● **Source material**
/---

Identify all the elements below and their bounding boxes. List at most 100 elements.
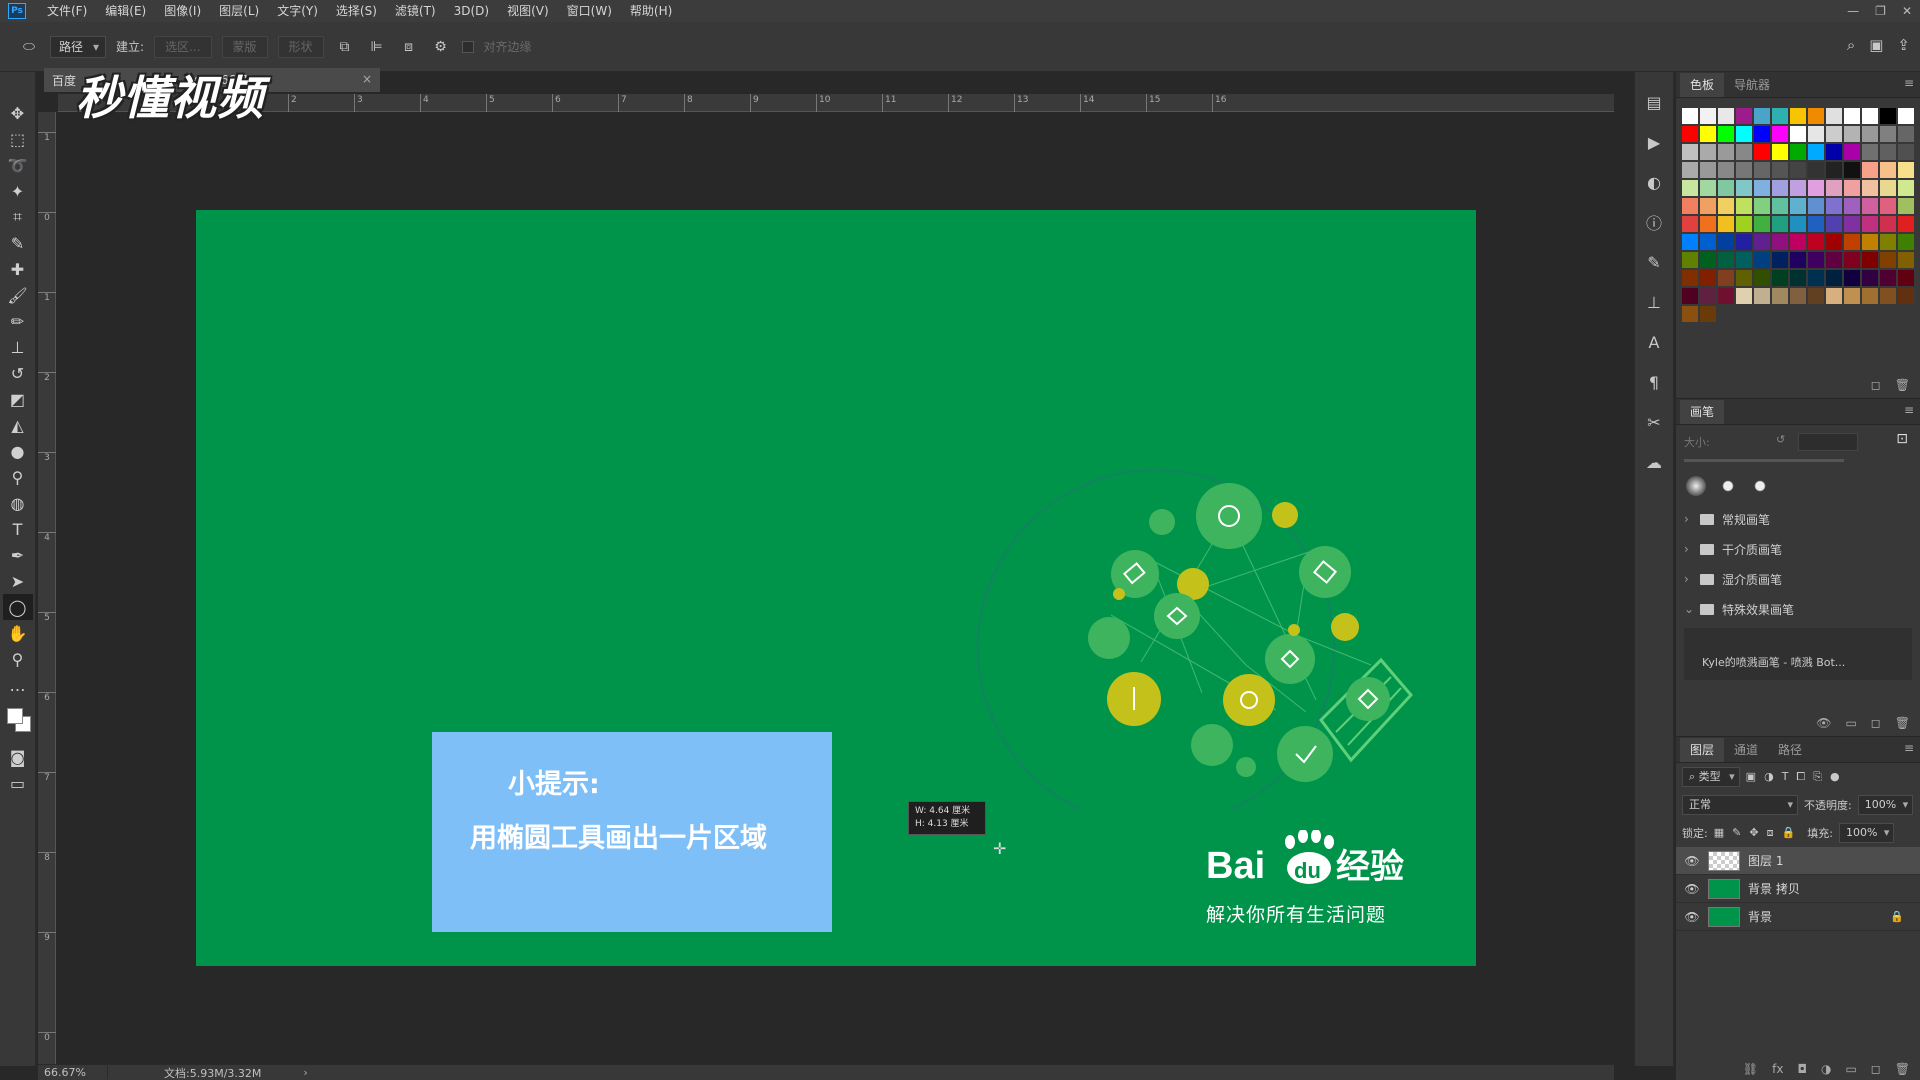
color-swatch[interactable] [1898, 288, 1914, 304]
color-swatch[interactable] [1808, 144, 1824, 160]
color-swatch[interactable] [1844, 234, 1860, 250]
dodge-tool-icon[interactable]: ⚲ [3, 464, 33, 490]
minimize-icon[interactable]: — [1847, 4, 1859, 18]
color-swatch[interactable] [1826, 252, 1842, 268]
color-swatch[interactable] [1754, 108, 1770, 124]
color-swatch[interactable] [1808, 216, 1824, 232]
color-swatch[interactable] [1826, 126, 1842, 142]
menu-window[interactable]: 窗口(W) [558, 0, 621, 22]
color-swatch[interactable] [1736, 270, 1752, 286]
color-swatch[interactable] [1826, 288, 1842, 304]
color-swatch[interactable] [1718, 252, 1734, 268]
restore-icon[interactable]: ❐ [1875, 4, 1886, 18]
color-swatch[interactable] [1790, 180, 1806, 196]
color-swatch[interactable] [1682, 126, 1698, 142]
color-swatch[interactable] [1844, 144, 1860, 160]
lock-transparent-icon[interactable]: ▦ [1714, 826, 1724, 840]
info-panel-icon[interactable]: ⓘ [1640, 208, 1668, 236]
make-mask-button[interactable]: 蒙版 [221, 35, 268, 58]
make-selection-button[interactable]: 选区... [154, 35, 212, 58]
color-swatch[interactable] [1736, 234, 1752, 250]
align-edges-checkbox[interactable] [461, 40, 474, 53]
color-swatch[interactable] [1754, 270, 1770, 286]
color-swatch[interactable] [1682, 306, 1698, 322]
color-swatch[interactable] [1844, 162, 1860, 178]
color-swatch[interactable] [1808, 270, 1824, 286]
new-group-icon[interactable]: ▭ [1845, 1062, 1856, 1076]
color-swatch[interactable] [1898, 234, 1914, 250]
tab-brushes[interactable]: 画笔 [1680, 400, 1725, 424]
delete-swatch-icon[interactable]: 🗑 [1895, 378, 1910, 392]
menu-view[interactable]: 视图(V) [498, 0, 558, 22]
color-swatch[interactable] [1700, 180, 1716, 196]
color-swatch[interactable] [1718, 234, 1734, 250]
ellipse-tool-preset-icon[interactable]: ⬭ [18, 36, 40, 58]
brush-preset-item[interactable]: Kyle的喷溅画笔 - 喷溅 Bot... [1684, 628, 1912, 680]
layer-name[interactable]: 背景 拷贝 [1748, 880, 1800, 897]
path-selection-tool-icon[interactable]: ➤ [3, 568, 33, 594]
opacity-input[interactable]: 100% [1857, 795, 1914, 815]
color-swatch[interactable] [1844, 288, 1860, 304]
color-swatch[interactable] [1898, 162, 1914, 178]
color-swatch[interactable] [1898, 144, 1914, 160]
color-swatch[interactable] [1880, 270, 1896, 286]
color-swatch[interactable] [1844, 252, 1860, 268]
color-swatch[interactable] [1736, 180, 1752, 196]
color-swatch[interactable] [1862, 288, 1878, 304]
menu-3d[interactable]: 3D(D) [445, 0, 498, 22]
color-swatch[interactable] [1682, 162, 1698, 178]
color-swatch[interactable] [1790, 108, 1806, 124]
color-swatch[interactable] [1772, 270, 1788, 286]
menu-edit[interactable]: 编辑(E) [96, 0, 155, 22]
menu-file[interactable]: 文件(F) [38, 0, 96, 22]
color-swatch[interactable] [1808, 108, 1824, 124]
marquee-tool-icon[interactable]: ⬚ [3, 126, 33, 152]
layer-filter-select[interactable]: ⌕ 类型 [1682, 767, 1740, 787]
healing-brush-tool-icon[interactable]: ✚ [3, 256, 33, 282]
link-layers-icon[interactable]: ⛓ [1743, 1062, 1758, 1076]
layer-row[interactable]: 👁 背景 拷贝 [1676, 875, 1920, 903]
eraser-tool-icon[interactable]: ◩ [3, 386, 33, 412]
eye-icon[interactable]: 👁 [1684, 854, 1700, 868]
tab-swatches[interactable]: 色板 [1680, 73, 1725, 97]
menu-image[interactable]: 图像(I) [155, 0, 210, 22]
new-layer-icon[interactable]: ◻ [1871, 1062, 1881, 1076]
eye-icon[interactable]: 👁 [1684, 882, 1700, 896]
color-swatch[interactable] [1862, 234, 1878, 250]
menu-type[interactable]: 文字(Y) [268, 0, 327, 22]
color-swatch[interactable] [1898, 252, 1914, 268]
color-swatch[interactable] [1826, 216, 1842, 232]
color-swatch[interactable] [1700, 306, 1716, 322]
color-swatch[interactable] [1880, 288, 1896, 304]
color-swatch[interactable] [1898, 108, 1914, 124]
workspace-icon[interactable]: ▣ [1869, 36, 1883, 54]
panel-menu-icon[interactable]: ≡ [1904, 76, 1914, 90]
color-swatch[interactable] [1862, 108, 1878, 124]
color-swatches[interactable] [3, 704, 33, 738]
color-swatch[interactable] [1826, 198, 1842, 214]
layer-name[interactable]: 背景 [1748, 908, 1772, 925]
color-swatch[interactable] [1808, 198, 1824, 214]
filter-smart-object-icon[interactable]: ⎘ [1813, 770, 1822, 784]
color-swatch[interactable] [1682, 198, 1698, 214]
color-swatch[interactable] [1808, 234, 1824, 250]
eyedropper-tool-icon[interactable]: ✎ [3, 230, 33, 256]
color-swatch[interactable] [1862, 126, 1878, 142]
ellipse-tool-icon[interactable]: ◯ [2, 594, 33, 620]
color-swatch[interactable] [1682, 180, 1698, 196]
color-swatch[interactable] [1898, 126, 1914, 142]
color-swatch[interactable] [1826, 162, 1842, 178]
color-swatch[interactable] [1718, 162, 1734, 178]
color-swatch[interactable] [1898, 216, 1914, 232]
panel-menu-icon[interactable]: ≡ [1904, 741, 1914, 755]
color-swatch[interactable] [1844, 270, 1860, 286]
color-swatch[interactable] [1736, 198, 1752, 214]
color-swatch[interactable] [1880, 252, 1896, 268]
new-brush-footer-icon[interactable]: ◻ [1871, 716, 1881, 730]
color-swatch[interactable] [1700, 108, 1716, 124]
color-swatch[interactable] [1754, 162, 1770, 178]
color-swatch[interactable] [1772, 288, 1788, 304]
color-swatch[interactable] [1700, 288, 1716, 304]
color-swatch[interactable] [1736, 288, 1752, 304]
brush-folder-special-effects[interactable]: ⌄ 特殊效果画笔 [1676, 594, 1920, 624]
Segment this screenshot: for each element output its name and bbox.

\---

● **Aim**
Copy the material above line for line, changing nothing, but leave out the pictures.

● **Exercise result**
Identify all the elements below and their bounding boxes. List at most 100 elements.
color-swatch[interactable] [1898, 288, 1914, 304]
color-swatch[interactable] [1808, 144, 1824, 160]
color-swatch[interactable] [1844, 234, 1860, 250]
dodge-tool-icon[interactable]: ⚲ [3, 464, 33, 490]
minimize-icon[interactable]: — [1847, 4, 1859, 18]
color-swatch[interactable] [1826, 252, 1842, 268]
color-swatch[interactable] [1754, 108, 1770, 124]
color-swatch[interactable] [1808, 216, 1824, 232]
color-swatch[interactable] [1826, 126, 1842, 142]
menu-window[interactable]: 窗口(W) [558, 0, 621, 22]
color-swatch[interactable] [1736, 270, 1752, 286]
color-swatch[interactable] [1826, 288, 1842, 304]
color-swatch[interactable] [1718, 252, 1734, 268]
restore-icon[interactable]: ❐ [1875, 4, 1886, 18]
color-swatch[interactable] [1790, 180, 1806, 196]
color-swatch[interactable] [1682, 126, 1698, 142]
color-swatch[interactable] [1844, 144, 1860, 160]
lock-transparent-icon[interactable]: ▦ [1714, 826, 1724, 840]
info-panel-icon[interactable]: ⓘ [1640, 208, 1668, 236]
make-mask-button[interactable]: 蒙版 [221, 35, 268, 58]
make-selection-button[interactable]: 选区... [154, 35, 212, 58]
color-swatch[interactable] [1736, 234, 1752, 250]
align-edges-checkbox[interactable] [461, 40, 474, 53]
color-swatch[interactable] [1754, 270, 1770, 286]
color-swatch[interactable] [1682, 306, 1698, 322]
color-swatch[interactable] [1844, 162, 1860, 178]
color-swatch[interactable] [1808, 270, 1824, 286]
new-group-icon[interactable]: ▭ [1845, 1062, 1856, 1076]
color-swatch[interactable] [1898, 234, 1914, 250]
tab-brushes[interactable]: 画笔 [1680, 400, 1725, 424]
delete-swatch-icon[interactable]: 🗑 [1895, 378, 1910, 392]
menu-view[interactable]: 视图(V) [498, 0, 558, 22]
color-swatch[interactable] [1700, 180, 1716, 196]
color-swatch[interactable] [1718, 234, 1734, 250]
ellipse-tool-preset-icon[interactable]: ⬭ [18, 36, 40, 58]
brush-preset-item[interactable]: Kyle的喷溅画笔 - 喷溅 Bot... [1684, 628, 1912, 680]
layer-name[interactable]: 背景 拷贝 [1748, 880, 1800, 897]
path-selection-tool-icon[interactable]: ➤ [3, 568, 33, 594]
opacity-input[interactable]: 100% [1857, 795, 1914, 815]
color-swatch[interactable] [1844, 288, 1860, 304]
color-swatch[interactable] [1898, 162, 1914, 178]
color-swatch[interactable] [1898, 144, 1914, 160]
color-swatch[interactable] [1880, 270, 1896, 286]
color-swatch[interactable] [1844, 252, 1860, 268]
color-swatch[interactable] [1736, 180, 1752, 196]
color-swatch[interactable] [1862, 288, 1878, 304]
menu-3d[interactable]: 3D(D) [445, 0, 498, 22]
color-swatch[interactable] [1682, 162, 1698, 178]
color-swatch[interactable] [1790, 108, 1806, 124]
color-swatch[interactable] [1772, 270, 1788, 286]
menu-edit[interactable]: 编辑(E) [96, 0, 155, 22]
menu-file[interactable]: 文件(F) [38, 0, 96, 22]
color-swatch[interactable] [1808, 108, 1824, 124]
marquee-tool-icon[interactable]: ⬚ [3, 126, 33, 152]
layer-filter-select[interactable]: ⌕ 类型 [1682, 767, 1740, 787]
healing-brush-tool-icon[interactable]: ✚ [3, 256, 33, 282]
link-layers-icon[interactable]: ⛓ [1743, 1062, 1758, 1076]
layer-row[interactable]: 👁 背景 拷贝 [1676, 875, 1920, 903]
eraser-tool-icon[interactable]: ◩ [3, 386, 33, 412]
eye-icon[interactable]: 👁 [1684, 854, 1700, 868]
tab-swatches[interactable]: 色板 [1680, 73, 1725, 97]
menu-image[interactable]: 图像(I) [155, 0, 210, 22]
new-layer-icon[interactable]: ◻ [1871, 1062, 1881, 1076]
eye-icon[interactable]: 👁 [1684, 882, 1700, 896]
color-swatch[interactable] [1862, 234, 1878, 250]
menu-type[interactable]: 文字(Y) [268, 0, 327, 22]
color-swatch[interactable] [1898, 252, 1914, 268]
color-swatch[interactable] [1826, 216, 1842, 232]
color-swatch[interactable] [1700, 306, 1716, 322]
color-swatch[interactable] [1880, 288, 1896, 304]
color-swatch[interactable] [1898, 108, 1914, 124]
workspace-icon[interactable]: ▣ [1869, 36, 1883, 54]
panel-menu-icon[interactable]: ≡ [1904, 76, 1914, 90]
color-swatch[interactable] [1862, 108, 1878, 124]
color-swatches[interactable] [3, 704, 33, 738]
color-swatch[interactable] [1826, 198, 1842, 214]
layer-name[interactable]: 背景 [1748, 908, 1772, 925]
color-swatch[interactable] [1808, 198, 1824, 214]
filter-smart-object-icon[interactable]: ⎘ [1813, 770, 1822, 784]
color-swatch[interactable] [1682, 198, 1698, 214]
color-swatch[interactable] [1808, 234, 1824, 250]
eyedropper-tool-icon[interactable]: ✎ [3, 230, 33, 256]
color-swatch[interactable] [1862, 126, 1878, 142]
ellipse-tool-icon[interactable]: ◯ [2, 594, 33, 620]
color-swatch[interactable] [1682, 180, 1698, 196]
color-swatch[interactable] [1898, 126, 1914, 142]
color-swatch[interactable] [1826, 162, 1842, 178]
color-swatch[interactable] [1718, 162, 1734, 178]
color-swatch[interactable] [1898, 216, 1914, 232]
panel-menu-icon[interactable]: ≡ [1904, 741, 1914, 755]
color-swatch[interactable] [1844, 270, 1860, 286]
color-swatch[interactable] [1736, 198, 1752, 214]
color-swatch[interactable] [1880, 252, 1896, 268]
new-brush-footer-icon[interactable]: ◻ [1871, 716, 1881, 730]
color-swatch[interactable] [1700, 108, 1716, 124]
color-swatch[interactable] [1754, 162, 1770, 178]
color-swatch[interactable] [1772, 288, 1788, 304]
color-swatch[interactable] [1700, 288, 1716, 304]
color-swatch[interactable] [1736, 288, 1752, 304]
brush-folder-special-effects[interactable]: ⌄ 特殊效果画笔 [1676, 594, 1920, 624]
Segment this screenshot: for each element output its name and bbox.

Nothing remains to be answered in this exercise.